§ **WORK TO COMPLETE**:
Reproduce every record below exactly as written, leaving out any pictures.

§ **MATERIAL SUPPLIED**:
[Start]
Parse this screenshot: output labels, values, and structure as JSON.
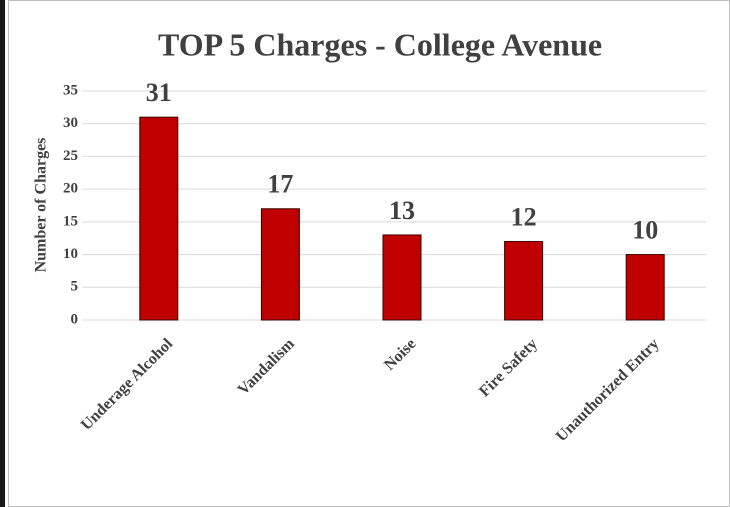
{
  "chart_data": {
    "type": "bar",
    "title": "TOP 5 Charges - College Avenue",
    "ylabel": "Number of Charges",
    "categories": [
      "Underage Alcohol",
      "Vandalism",
      "Noise",
      "Fire Safety",
      "Unauthorized Entry"
    ],
    "values": [
      31,
      17,
      13,
      12,
      10
    ],
    "color": "#c00000",
    "ylim": [
      0,
      35
    ],
    "yticks": [
      0,
      5,
      10,
      15,
      20,
      25,
      30,
      35
    ],
    "grid": true
  }
}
[End]
§ **RESPONSE**:
Parse this screenshot: output labels, values, and structure as JSON.
{
  "chart_data": {
    "type": "bar",
    "title": "TOP 5 Charges - College Avenue",
    "ylabel": "Number of Charges",
    "categories": [
      "Underage Alcohol",
      "Vandalism",
      "Noise",
      "Fire Safety",
      "Unauthorized Entry"
    ],
    "values": [
      31,
      17,
      13,
      12,
      10
    ],
    "color": "#c00000",
    "ylim": [
      0,
      35
    ],
    "yticks": [
      0,
      5,
      10,
      15,
      20,
      25,
      30,
      35
    ],
    "grid": true
  }
}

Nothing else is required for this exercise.